Which lines below hold the word "poslání"? Report each one.

-- begin Data provided --

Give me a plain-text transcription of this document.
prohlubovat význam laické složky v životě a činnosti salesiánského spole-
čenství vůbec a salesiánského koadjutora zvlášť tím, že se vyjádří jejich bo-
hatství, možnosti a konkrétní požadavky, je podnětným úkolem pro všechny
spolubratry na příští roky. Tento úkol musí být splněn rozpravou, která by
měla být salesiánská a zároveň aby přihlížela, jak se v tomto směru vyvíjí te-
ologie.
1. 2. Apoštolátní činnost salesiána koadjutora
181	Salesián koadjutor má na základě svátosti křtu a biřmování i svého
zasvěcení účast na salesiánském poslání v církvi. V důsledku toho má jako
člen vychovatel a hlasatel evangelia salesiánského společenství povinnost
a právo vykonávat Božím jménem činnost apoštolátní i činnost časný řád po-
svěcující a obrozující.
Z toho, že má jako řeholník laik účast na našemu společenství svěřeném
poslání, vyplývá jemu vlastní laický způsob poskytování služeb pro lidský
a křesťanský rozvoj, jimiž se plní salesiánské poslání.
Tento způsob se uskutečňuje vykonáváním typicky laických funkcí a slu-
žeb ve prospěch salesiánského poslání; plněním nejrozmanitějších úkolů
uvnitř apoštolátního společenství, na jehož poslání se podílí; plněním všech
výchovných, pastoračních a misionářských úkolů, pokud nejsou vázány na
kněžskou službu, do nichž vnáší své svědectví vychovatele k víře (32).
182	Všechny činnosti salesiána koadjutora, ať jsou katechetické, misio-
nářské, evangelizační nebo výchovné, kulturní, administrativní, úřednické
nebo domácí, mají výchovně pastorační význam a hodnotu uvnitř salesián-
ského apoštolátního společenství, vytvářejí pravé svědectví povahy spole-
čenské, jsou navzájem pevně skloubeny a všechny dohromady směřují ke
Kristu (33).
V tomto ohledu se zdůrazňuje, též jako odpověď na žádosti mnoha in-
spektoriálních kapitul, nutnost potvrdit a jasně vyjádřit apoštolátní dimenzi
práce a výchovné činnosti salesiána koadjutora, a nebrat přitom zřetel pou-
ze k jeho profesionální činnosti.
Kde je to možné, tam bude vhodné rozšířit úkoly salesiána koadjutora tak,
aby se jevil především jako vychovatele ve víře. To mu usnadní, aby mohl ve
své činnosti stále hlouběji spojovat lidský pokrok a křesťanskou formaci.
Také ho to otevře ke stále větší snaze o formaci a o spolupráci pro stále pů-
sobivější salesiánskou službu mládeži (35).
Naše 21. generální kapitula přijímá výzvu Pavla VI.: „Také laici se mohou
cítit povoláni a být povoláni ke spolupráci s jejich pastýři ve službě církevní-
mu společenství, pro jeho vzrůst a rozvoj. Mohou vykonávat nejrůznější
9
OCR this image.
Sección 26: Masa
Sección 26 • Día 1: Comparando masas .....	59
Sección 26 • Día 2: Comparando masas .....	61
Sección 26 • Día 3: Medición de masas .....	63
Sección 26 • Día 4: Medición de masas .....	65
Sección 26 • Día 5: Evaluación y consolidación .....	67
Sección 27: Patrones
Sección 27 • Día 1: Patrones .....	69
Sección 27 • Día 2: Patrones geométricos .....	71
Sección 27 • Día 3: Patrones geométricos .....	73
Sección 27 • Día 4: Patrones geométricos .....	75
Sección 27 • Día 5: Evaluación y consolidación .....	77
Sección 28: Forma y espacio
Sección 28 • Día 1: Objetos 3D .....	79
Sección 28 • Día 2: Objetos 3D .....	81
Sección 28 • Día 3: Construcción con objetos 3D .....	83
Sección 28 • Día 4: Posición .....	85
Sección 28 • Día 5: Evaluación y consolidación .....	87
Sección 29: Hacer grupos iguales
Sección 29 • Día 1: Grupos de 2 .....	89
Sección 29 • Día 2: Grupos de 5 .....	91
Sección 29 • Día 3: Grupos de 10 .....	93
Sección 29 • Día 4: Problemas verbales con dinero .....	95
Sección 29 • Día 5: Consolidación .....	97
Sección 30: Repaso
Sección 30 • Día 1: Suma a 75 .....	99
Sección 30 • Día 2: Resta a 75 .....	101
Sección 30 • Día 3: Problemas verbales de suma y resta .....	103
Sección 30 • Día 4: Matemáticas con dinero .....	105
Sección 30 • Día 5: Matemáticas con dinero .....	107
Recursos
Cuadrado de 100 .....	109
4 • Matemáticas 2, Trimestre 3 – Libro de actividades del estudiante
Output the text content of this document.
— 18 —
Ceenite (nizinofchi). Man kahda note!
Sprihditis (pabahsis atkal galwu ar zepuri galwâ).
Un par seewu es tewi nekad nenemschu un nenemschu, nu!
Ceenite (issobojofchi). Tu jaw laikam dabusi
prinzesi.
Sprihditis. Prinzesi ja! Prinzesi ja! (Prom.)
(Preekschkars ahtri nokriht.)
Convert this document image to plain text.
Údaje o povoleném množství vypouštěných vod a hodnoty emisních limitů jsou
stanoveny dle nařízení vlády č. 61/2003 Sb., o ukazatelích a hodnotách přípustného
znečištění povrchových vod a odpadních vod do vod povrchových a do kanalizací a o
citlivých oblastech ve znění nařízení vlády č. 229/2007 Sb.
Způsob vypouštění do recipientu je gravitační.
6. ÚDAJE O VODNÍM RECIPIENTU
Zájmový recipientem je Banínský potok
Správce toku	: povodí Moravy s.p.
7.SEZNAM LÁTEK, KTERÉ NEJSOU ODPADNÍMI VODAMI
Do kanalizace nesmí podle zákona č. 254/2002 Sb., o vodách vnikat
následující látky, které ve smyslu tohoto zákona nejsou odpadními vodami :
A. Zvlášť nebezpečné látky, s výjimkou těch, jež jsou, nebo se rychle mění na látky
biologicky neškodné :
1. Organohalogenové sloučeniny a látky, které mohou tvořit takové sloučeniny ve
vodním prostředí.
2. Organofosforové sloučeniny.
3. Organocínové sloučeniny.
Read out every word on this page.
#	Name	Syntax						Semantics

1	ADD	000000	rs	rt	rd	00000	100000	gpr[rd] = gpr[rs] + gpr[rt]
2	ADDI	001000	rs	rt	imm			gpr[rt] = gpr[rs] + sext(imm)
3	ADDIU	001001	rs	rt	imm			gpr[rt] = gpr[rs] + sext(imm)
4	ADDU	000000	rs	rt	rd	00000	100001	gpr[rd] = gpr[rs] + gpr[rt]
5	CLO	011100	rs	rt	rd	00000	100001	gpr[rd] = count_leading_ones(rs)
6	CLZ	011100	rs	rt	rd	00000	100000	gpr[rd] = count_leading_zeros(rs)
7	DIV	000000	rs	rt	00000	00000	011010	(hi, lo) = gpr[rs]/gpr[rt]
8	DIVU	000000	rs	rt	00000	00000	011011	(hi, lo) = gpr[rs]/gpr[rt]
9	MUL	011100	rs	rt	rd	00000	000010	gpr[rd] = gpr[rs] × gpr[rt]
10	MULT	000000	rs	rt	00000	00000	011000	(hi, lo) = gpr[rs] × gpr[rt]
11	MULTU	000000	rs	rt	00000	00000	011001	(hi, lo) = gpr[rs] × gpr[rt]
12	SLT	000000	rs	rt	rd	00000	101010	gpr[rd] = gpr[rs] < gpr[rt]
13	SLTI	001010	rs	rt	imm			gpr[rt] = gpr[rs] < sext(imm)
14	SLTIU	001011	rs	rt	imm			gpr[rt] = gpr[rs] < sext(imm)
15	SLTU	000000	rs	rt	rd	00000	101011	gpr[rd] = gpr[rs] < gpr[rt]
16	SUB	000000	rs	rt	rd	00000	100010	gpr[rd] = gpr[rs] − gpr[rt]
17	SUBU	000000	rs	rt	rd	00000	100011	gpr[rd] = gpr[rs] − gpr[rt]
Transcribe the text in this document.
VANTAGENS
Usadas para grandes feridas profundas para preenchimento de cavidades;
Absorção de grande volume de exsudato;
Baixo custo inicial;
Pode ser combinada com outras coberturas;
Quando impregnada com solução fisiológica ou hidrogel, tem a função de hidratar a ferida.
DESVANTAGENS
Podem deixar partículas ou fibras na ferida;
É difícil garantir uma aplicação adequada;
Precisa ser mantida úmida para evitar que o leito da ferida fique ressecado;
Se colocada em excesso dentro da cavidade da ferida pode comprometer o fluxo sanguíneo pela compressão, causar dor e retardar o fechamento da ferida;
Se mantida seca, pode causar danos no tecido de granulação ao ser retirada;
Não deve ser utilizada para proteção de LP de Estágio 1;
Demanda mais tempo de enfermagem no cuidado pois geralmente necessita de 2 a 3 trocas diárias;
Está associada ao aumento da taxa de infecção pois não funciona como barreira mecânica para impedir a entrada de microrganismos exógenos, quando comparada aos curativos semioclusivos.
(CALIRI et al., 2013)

-- end Data provided --

*Result for this task*.
zasvěcení účast na salesiánském poslání v církvi. V důsledku toho má jako
poslání, vyplývá jemu vlastní laický způsob poskytování služeb pro lidský
a křesťanský rozvoj, jimiž se plní salesiánské poslání.
žeb ve prospěch salesiánského poslání; plněním nejrozmanitějších úkolů
uvnitř apoštolátního společenství, na jehož poslání se podílí; plněním všech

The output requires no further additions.